===== Provided records =====

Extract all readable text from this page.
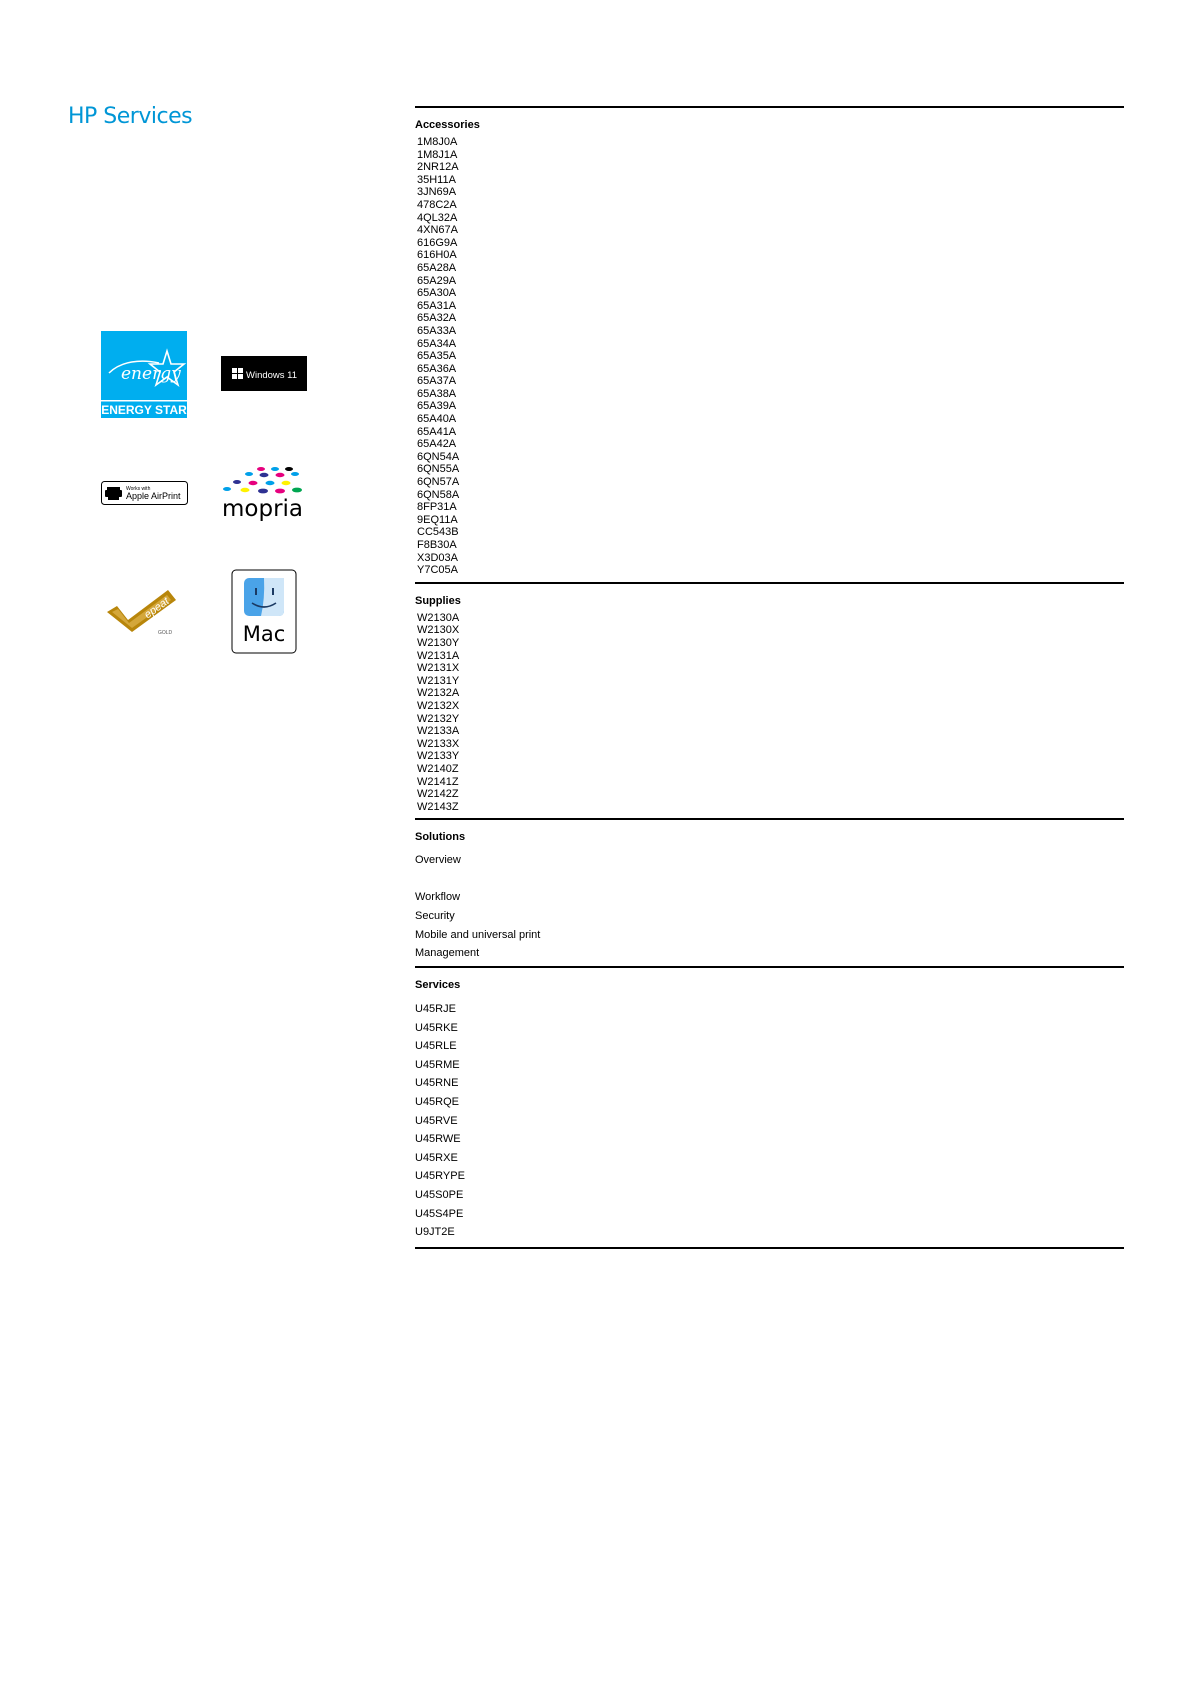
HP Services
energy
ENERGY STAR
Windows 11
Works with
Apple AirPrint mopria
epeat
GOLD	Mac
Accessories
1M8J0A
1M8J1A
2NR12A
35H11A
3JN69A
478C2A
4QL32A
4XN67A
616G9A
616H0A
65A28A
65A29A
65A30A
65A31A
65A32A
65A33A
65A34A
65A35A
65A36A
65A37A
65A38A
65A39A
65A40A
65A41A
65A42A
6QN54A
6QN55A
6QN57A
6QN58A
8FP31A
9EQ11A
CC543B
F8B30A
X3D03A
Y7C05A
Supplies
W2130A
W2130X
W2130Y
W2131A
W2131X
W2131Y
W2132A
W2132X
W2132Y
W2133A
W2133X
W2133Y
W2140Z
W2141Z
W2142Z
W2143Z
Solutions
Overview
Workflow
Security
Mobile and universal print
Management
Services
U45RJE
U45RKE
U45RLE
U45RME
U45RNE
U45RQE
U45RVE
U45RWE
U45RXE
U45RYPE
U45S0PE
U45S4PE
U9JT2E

=====

» Work to be completed
With the pictures left out, transcribe the material exactly.

» Answer to the task
Extract all readable text from this page.
HP Services
energy
ENERGY STAR
Windows 11
Works with
Apple AirPrint mopria
epeat
GOLD	Mac
Accessories
1M8J0A
1M8J1A
2NR12A
35H11A
3JN69A
478C2A
4QL32A
4XN67A
616G9A
616H0A
65A28A
65A29A
65A30A
65A31A
65A32A
65A33A
65A34A
65A35A
65A36A
65A37A
65A38A
65A39A
65A40A
65A41A
65A42A
6QN54A
6QN55A
6QN57A
6QN58A
8FP31A
9EQ11A
CC543B
F8B30A
X3D03A
Y7C05A
Supplies
W2130A
W2130X
W2130Y
W2131A
W2131X
W2131Y
W2132A
W2132X
W2132Y
W2133A
W2133X
W2133Y
W2140Z
W2141Z
W2142Z
W2143Z
Solutions
Overview
Workflow
Security
Mobile and universal print
Management
Services
U45RJE
U45RKE
U45RLE
U45RME
U45RNE
U45RQE
U45RVE
U45RWE
U45RXE
U45RYPE
U45S0PE
U45S4PE
U9JT2E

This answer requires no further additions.